■ Description of the task: Copy each line where the word "public" occurs.

■ Information provided:
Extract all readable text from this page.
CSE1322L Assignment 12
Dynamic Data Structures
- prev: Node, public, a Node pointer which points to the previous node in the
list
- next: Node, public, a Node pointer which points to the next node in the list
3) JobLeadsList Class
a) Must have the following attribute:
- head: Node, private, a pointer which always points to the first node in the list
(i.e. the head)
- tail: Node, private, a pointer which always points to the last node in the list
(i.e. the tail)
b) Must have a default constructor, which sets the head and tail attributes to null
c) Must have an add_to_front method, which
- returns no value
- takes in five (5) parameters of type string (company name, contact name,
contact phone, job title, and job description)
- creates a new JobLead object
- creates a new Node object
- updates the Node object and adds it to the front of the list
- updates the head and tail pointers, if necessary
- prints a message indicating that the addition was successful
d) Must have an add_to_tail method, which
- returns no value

...

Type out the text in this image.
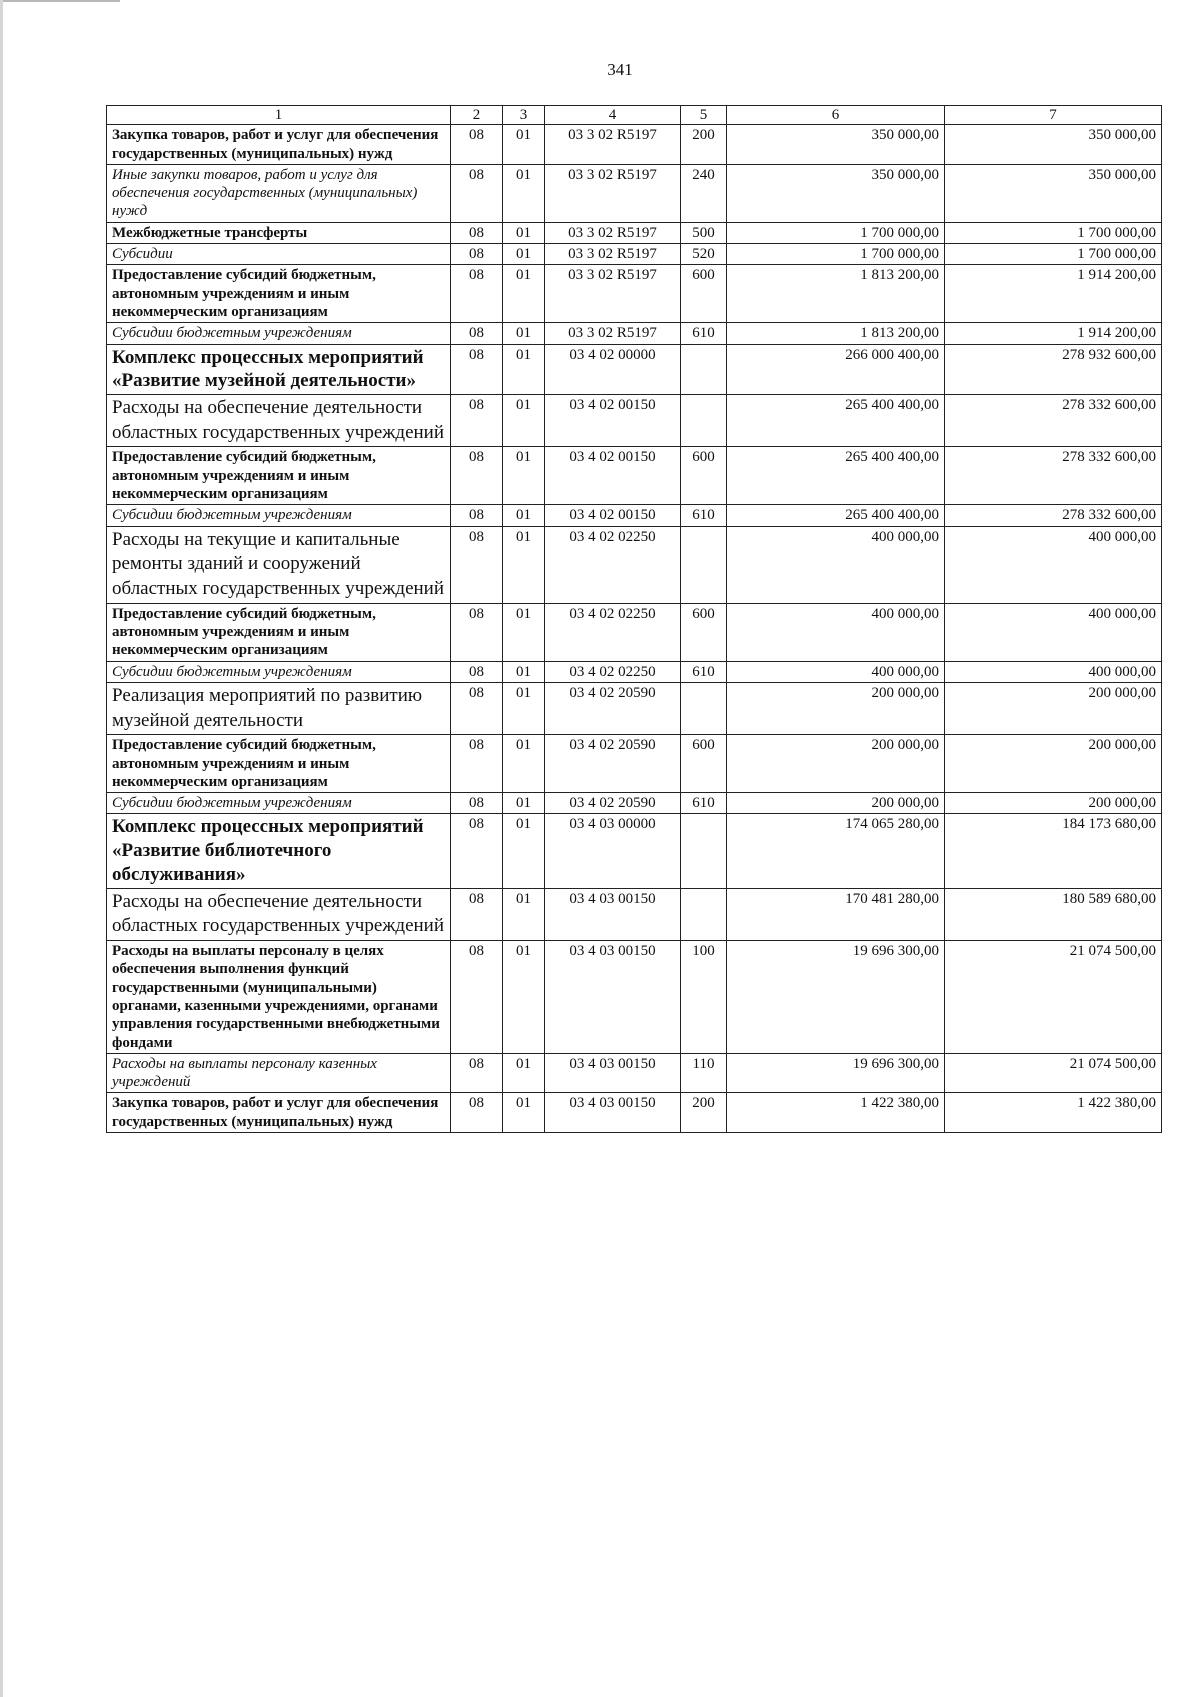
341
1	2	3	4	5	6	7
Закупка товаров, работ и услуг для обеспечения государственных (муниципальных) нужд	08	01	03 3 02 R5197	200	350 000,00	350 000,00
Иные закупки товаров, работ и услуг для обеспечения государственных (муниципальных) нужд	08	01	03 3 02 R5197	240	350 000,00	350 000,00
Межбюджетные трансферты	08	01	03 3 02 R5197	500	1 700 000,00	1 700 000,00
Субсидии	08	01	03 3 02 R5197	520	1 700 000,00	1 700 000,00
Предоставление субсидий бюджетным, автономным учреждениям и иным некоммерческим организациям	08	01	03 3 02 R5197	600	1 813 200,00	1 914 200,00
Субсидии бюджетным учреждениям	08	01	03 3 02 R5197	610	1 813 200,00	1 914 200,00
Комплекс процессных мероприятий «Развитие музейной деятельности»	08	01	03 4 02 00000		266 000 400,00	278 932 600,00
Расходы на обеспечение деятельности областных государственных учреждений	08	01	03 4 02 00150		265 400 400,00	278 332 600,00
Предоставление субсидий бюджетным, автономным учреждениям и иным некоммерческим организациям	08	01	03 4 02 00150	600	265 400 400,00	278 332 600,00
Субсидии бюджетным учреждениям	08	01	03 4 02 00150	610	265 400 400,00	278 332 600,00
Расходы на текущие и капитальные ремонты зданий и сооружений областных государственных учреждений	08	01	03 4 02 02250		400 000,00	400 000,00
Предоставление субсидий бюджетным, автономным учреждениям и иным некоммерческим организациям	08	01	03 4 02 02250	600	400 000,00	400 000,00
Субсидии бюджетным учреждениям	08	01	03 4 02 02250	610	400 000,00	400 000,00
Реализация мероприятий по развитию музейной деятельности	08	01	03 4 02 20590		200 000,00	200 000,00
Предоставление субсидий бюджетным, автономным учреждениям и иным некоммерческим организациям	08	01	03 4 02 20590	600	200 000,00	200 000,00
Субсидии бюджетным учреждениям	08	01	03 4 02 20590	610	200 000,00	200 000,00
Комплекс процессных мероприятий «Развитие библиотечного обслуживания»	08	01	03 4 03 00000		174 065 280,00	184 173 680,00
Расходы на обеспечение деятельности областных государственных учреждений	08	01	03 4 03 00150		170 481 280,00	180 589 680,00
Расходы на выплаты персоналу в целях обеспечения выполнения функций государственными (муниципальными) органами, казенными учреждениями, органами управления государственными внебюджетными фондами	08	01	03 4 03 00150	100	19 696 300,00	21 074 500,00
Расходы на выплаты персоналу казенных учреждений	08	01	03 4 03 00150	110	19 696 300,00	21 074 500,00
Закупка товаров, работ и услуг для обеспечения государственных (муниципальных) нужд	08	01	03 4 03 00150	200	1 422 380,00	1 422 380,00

■ Problem solution:
- prev: Node, public, a Node pointer which points to the previous node in the
- next: Node, public, a Node pointer which points to the next node in the list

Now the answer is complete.